● What you are asked to do:
Skip every image and restate the data word for word.
** START Available records **
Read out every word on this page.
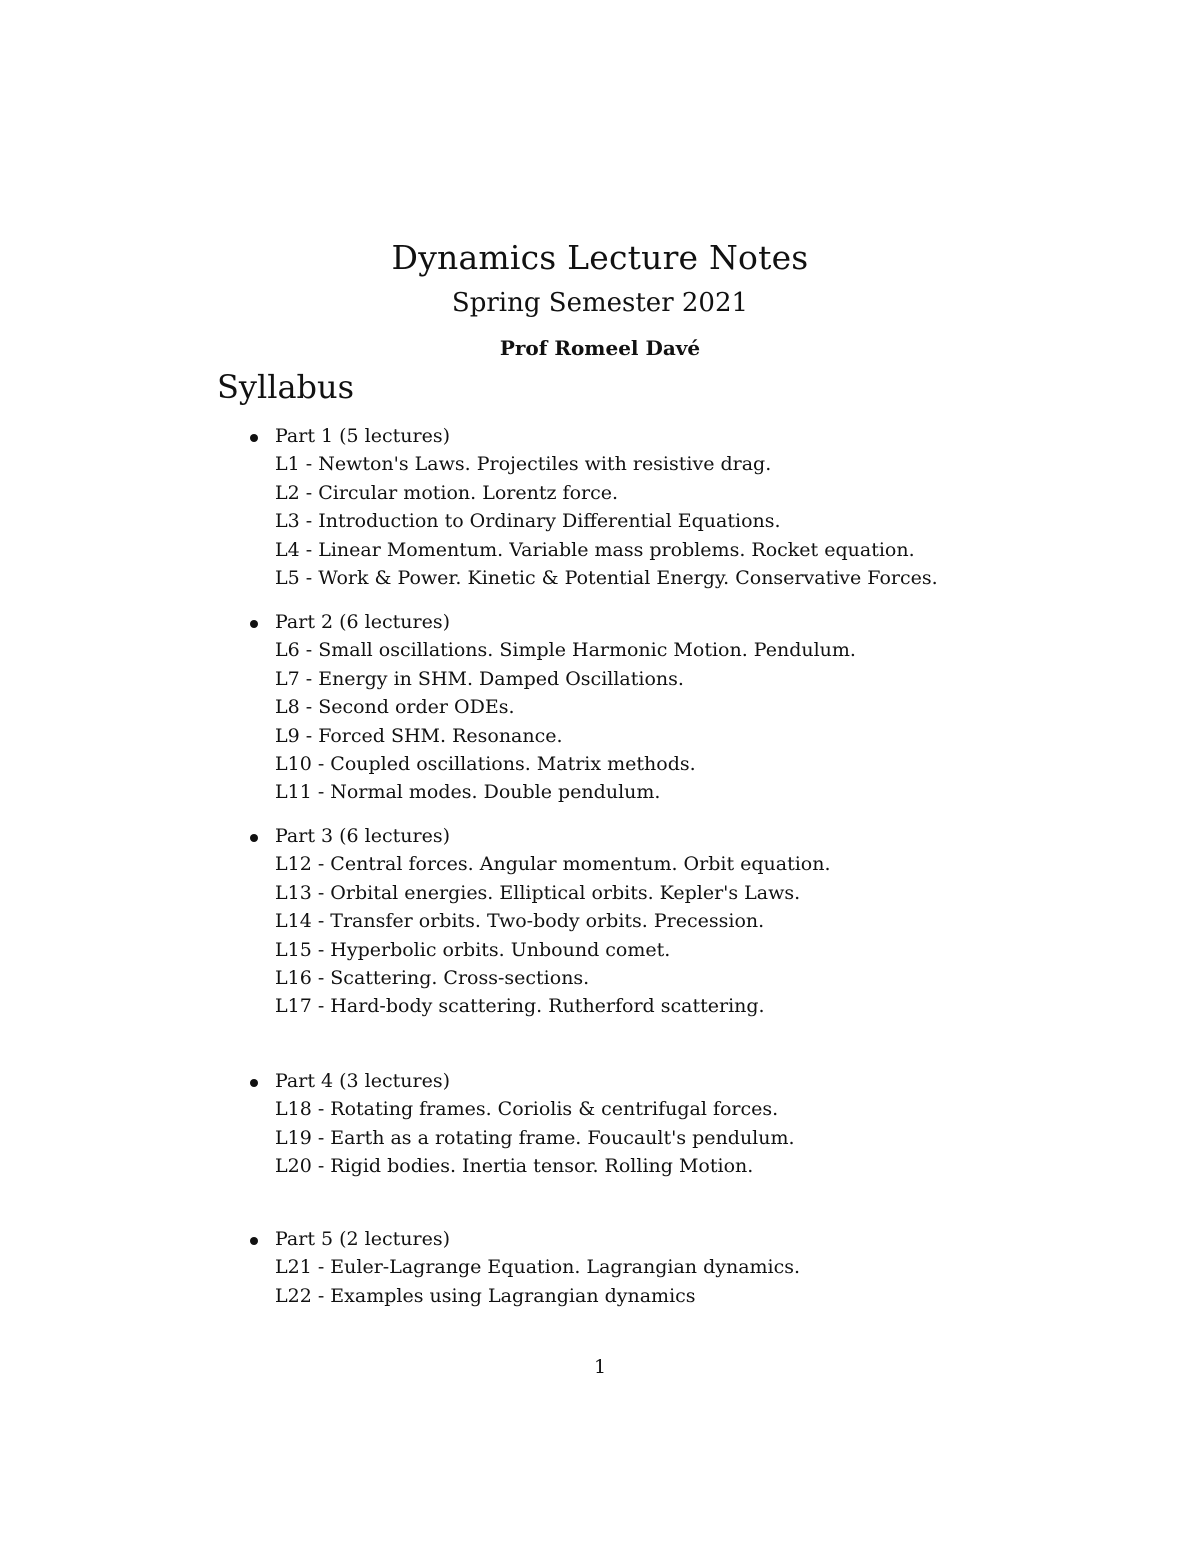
Dynamics Lecture Notes
Spring Semester 2021
Prof Romeel Davé
Syllabus
Part 1 (5 lectures)
L1 - Newton's Laws. Projectiles with resistive drag.
L2 - Circular motion. Lorentz force.
L3 - Introduction to Ordinary Differential Equations.
L4 - Linear Momentum. Variable mass problems. Rocket equation.
L5 - Work & Power. Kinetic & Potential Energy. Conservative Forces.
Part 2 (6 lectures)
L6 - Small oscillations. Simple Harmonic Motion. Pendulum.
L7 - Energy in SHM. Damped Oscillations.
L8 - Second order ODEs.
L9 - Forced SHM. Resonance.
L10 - Coupled oscillations. Matrix methods.
L11 - Normal modes. Double pendulum.
Part 3 (6 lectures)
L12 - Central forces. Angular momentum. Orbit equation.
L13 - Orbital energies. Elliptical orbits. Kepler's Laws.
L14 - Transfer orbits. Two-body orbits. Precession.
L15 - Hyperbolic orbits. Unbound comet.
L16 - Scattering. Cross-sections.
L17 - Hard-body scattering. Rutherford scattering.
Part 4 (3 lectures)
L18 - Rotating frames. Coriolis & centrifugal forces.
L19 - Earth as a rotating frame. Foucault's pendulum.
L20 - Rigid bodies. Inertia tensor. Rolling Motion.
Part 5 (2 lectures)
L21 - Euler-Lagrange Equation. Lagrangian dynamics.
L22 - Examples using Lagrangian dynamics
1
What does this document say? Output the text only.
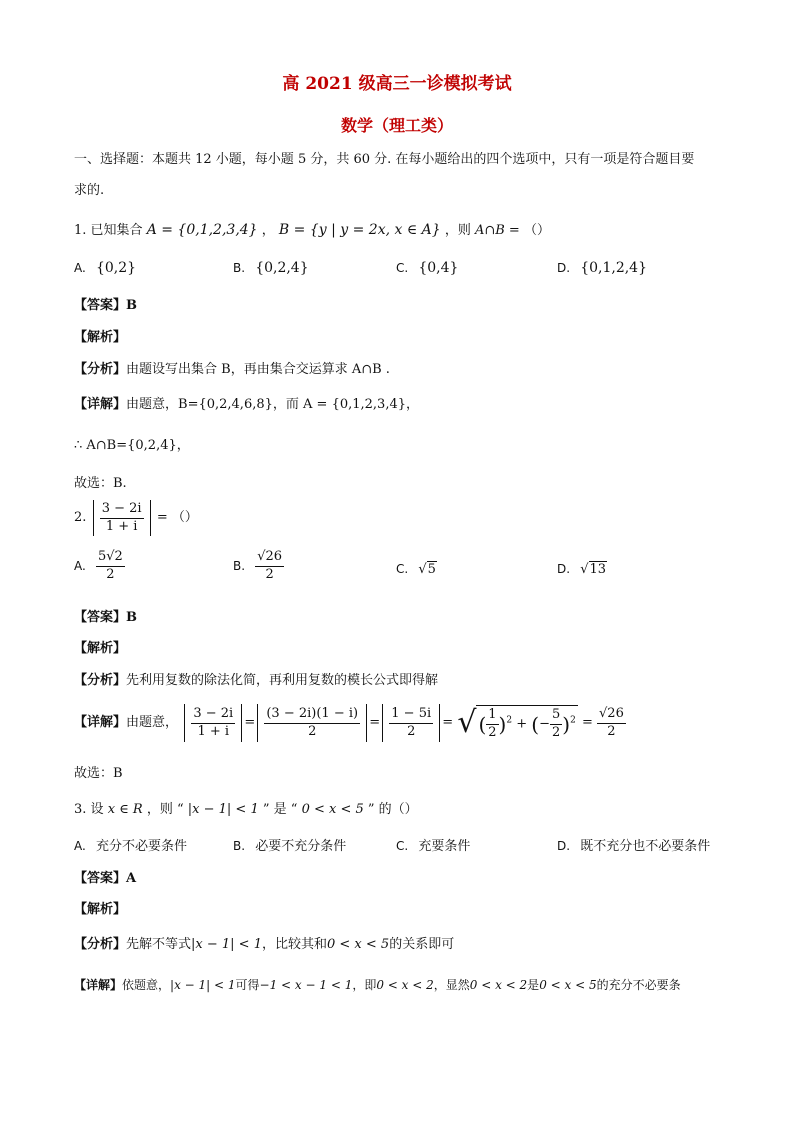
高 2021 级高三一诊模拟考试
数学（理工类）
一、选择题：本题共 12 小题，每小题 5 分，共 60 分. 在每小题给出的四个选项中，只有一项是符合题目要
求的.
1. 已知集合 A = {0,1,2,3,4} ， B = {y | y = 2x, x ∈ A} ，则 A∩B = （）
A. {0,2}	B. {0,2,4}	C. {0,4}	D. {0,1,2,4}
【答案】B
【解析】
【分析】由题设写出集合 B，再由集合交运算求 A∩B .
【详解】由题意，B={0,2,4,6,8}，而 A = {0,1,2,3,4}，
∴ A∩B={0,2,4}，
故选：B.
2. $\frac{3 - 2i}{1 + i}$ = （）
A. $\frac{5√2}{2}$	B. $\frac{√26}{2}$	C. √5	D. √13
【答案】B
【解析】
【分析】先利用复数的除法化简，再利用复数的模长公式即得解
【详解】由题意， $\frac{3 - 2i}{1 + i} = \frac{(3 - 2i)(1 - i)}{2} = \frac{1 - 5i}{2}$ = √ ( $\frac{1}{2} )^2$ + (− $\frac{5}{2} )^2 = \frac{√26}{2}$
故选：B
3. 设 x ∈ R ，则 “ |x − 1| < 1 ” 是 “ 0 < x < 5 ” 的（）
A. 充分不必要条件	B. 必要不充分条件	C. 充要条件	D. 既不充分也不必要条件
【答案】A
【解析】
【分析】先解不等式|x − 1| < 1，比较其和0 < x < 5的关系即可
【详解】依题意，|x − 1| < 1可得−1 < x − 1 < 1，即0 < x < 2，显然0 < x < 2是0 < x < 5的充分不必要条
** END Available records **
● Solution for this exercise:
Read out every word on this page.
Dynamics Lecture Notes
Spring Semester 2021
Prof Romeel Davé
Syllabus
Part 1 (5 lectures)
L1 - Newton's Laws. Projectiles with resistive drag.
L2 - Circular motion. Lorentz force.
L3 - Introduction to Ordinary Differential Equations.
L4 - Linear Momentum. Variable mass problems. Rocket equation.
L5 - Work & Power. Kinetic & Potential Energy. Conservative Forces.
Part 2 (6 lectures)
L6 - Small oscillations. Simple Harmonic Motion. Pendulum.
L7 - Energy in SHM. Damped Oscillations.
L8 - Second order ODEs.
L9 - Forced SHM. Resonance.
L10 - Coupled oscillations. Matrix methods.
L11 - Normal modes. Double pendulum.
Part 3 (6 lectures)
L12 - Central forces. Angular momentum. Orbit equation.
L13 - Orbital energies. Elliptical orbits. Kepler's Laws.
L14 - Transfer orbits. Two-body orbits. Precession.
L15 - Hyperbolic orbits. Unbound comet.
L16 - Scattering. Cross-sections.
L17 - Hard-body scattering. Rutherford scattering.
Part 4 (3 lectures)
L18 - Rotating frames. Coriolis & centrifugal forces.
L19 - Earth as a rotating frame. Foucault's pendulum.
L20 - Rigid bodies. Inertia tensor. Rolling Motion.
Part 5 (2 lectures)
L21 - Euler-Lagrange Equation. Lagrangian dynamics.
L22 - Examples using Lagrangian dynamics
1
What does this document say? Output the text only.
高 2021 级高三一诊模拟考试
数学（理工类）
一、选择题：本题共 12 小题，每小题 5 分，共 60 分. 在每小题给出的四个选项中，只有一项是符合题目要
求的.
1. 已知集合 A = {0,1,2,3,4} ， B = {y | y = 2x, x ∈ A} ，则 A∩B = （）
A. {0,2}	B. {0,2,4}	C. {0,4}	D. {0,1,2,4}
【答案】B
【解析】
【分析】由题设写出集合 B，再由集合交运算求 A∩B .
【详解】由题意，B={0,2,4,6,8}，而 A = {0,1,2,3,4}，
∴ A∩B={0,2,4}，
故选：B.
2. $\frac{3 - 2i}{1 + i}$ = （）
A. $\frac{5√2}{2}$	B. $\frac{√26}{2}$	C. √5	D. √13
【答案】B
【解析】
【分析】先利用复数的除法化简，再利用复数的模长公式即得解
【详解】由题意， $\frac{3 - 2i}{1 + i} = \frac{(3 - 2i)(1 - i)}{2} = \frac{1 - 5i}{2}$ = √ ( $\frac{1}{2} )^2$ + (− $\frac{5}{2} )^2 = \frac{√26}{2}$
故选：B
3. 设 x ∈ R ，则 “ |x − 1| < 1 ” 是 “ 0 < x < 5 ” 的（）
A. 充分不必要条件	B. 必要不充分条件	C. 充要条件	D. 既不充分也不必要条件
【答案】A
【解析】
【分析】先解不等式|x − 1| < 1，比较其和0 < x < 5的关系即可
【详解】依题意，|x − 1| < 1可得−1 < x − 1 < 1，即0 < x < 2，显然0 < x < 2是0 < x < 5的充分不必要条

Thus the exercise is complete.